▶ **GIVEN TASK**
Print the entries that appear below, exactly as written and without their pictures.

▽

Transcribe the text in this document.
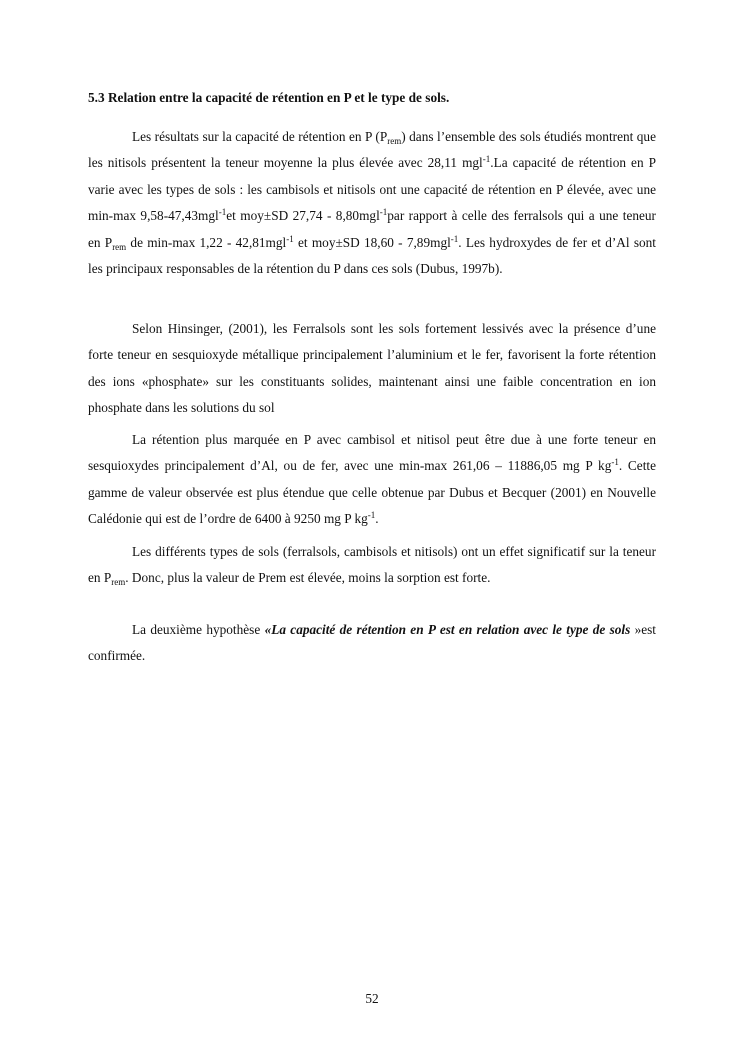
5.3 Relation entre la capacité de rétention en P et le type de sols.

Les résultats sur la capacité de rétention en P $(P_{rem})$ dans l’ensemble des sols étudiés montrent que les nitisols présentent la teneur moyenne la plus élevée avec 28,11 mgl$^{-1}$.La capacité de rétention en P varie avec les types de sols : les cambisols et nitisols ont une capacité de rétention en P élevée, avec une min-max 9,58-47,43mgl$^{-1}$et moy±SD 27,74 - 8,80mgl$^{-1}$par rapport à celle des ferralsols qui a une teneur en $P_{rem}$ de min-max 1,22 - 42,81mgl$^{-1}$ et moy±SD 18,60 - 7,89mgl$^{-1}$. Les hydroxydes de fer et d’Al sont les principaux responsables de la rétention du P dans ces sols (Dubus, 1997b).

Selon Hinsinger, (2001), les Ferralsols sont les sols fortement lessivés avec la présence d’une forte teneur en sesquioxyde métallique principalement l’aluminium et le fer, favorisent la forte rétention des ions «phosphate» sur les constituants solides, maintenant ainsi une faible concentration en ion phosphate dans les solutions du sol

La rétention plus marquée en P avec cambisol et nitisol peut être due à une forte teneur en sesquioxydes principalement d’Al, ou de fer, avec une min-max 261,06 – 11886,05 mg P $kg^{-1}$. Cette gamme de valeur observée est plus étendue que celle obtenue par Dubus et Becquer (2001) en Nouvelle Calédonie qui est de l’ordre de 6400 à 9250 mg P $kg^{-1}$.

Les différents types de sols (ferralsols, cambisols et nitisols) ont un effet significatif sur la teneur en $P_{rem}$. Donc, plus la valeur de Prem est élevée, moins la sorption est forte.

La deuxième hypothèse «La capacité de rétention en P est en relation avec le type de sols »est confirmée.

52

△

▶ **OUTPUT FOR THIS TASK**
Transcribe the text in this document.
5.3 Relation entre la capacité de rétention en P et le type de sols.

Les résultats sur la capacité de rétention en P $(P_{rem})$ dans l’ensemble des sols étudiés montrent que les nitisols présentent la teneur moyenne la plus élevée avec 28,11 mgl$^{-1}$.La capacité de rétention en P varie avec les types de sols : les cambisols et nitisols ont une capacité de rétention en P élevée, avec une min-max 9,58-47,43mgl$^{-1}$et moy±SD 27,74 - 8,80mgl$^{-1}$par rapport à celle des ferralsols qui a une teneur en $P_{rem}$ de min-max 1,22 - 42,81mgl$^{-1}$ et moy±SD 18,60 - 7,89mgl$^{-1}$. Les hydroxydes de fer et d’Al sont les principaux responsables de la rétention du P dans ces sols (Dubus, 1997b).

Selon Hinsinger, (2001), les Ferralsols sont les sols fortement lessivés avec la présence d’une forte teneur en sesquioxyde métallique principalement l’aluminium et le fer, favorisent la forte rétention des ions «phosphate» sur les constituants solides, maintenant ainsi une faible concentration en ion phosphate dans les solutions du sol

La rétention plus marquée en P avec cambisol et nitisol peut être due à une forte teneur en sesquioxydes principalement d’Al, ou de fer, avec une min-max 261,06 – 11886,05 mg P $kg^{-1}$. Cette gamme de valeur observée est plus étendue que celle obtenue par Dubus et Becquer (2001) en Nouvelle Calédonie qui est de l’ordre de 6400 à 9250 mg P $kg^{-1}$.

Les différents types de sols (ferralsols, cambisols et nitisols) ont un effet significatif sur la teneur en $P_{rem}$. Donc, plus la valeur de Prem est élevée, moins la sorption est forte.

La deuxième hypothèse «La capacité de rétention en P est en relation avec le type de sols »est confirmée.

52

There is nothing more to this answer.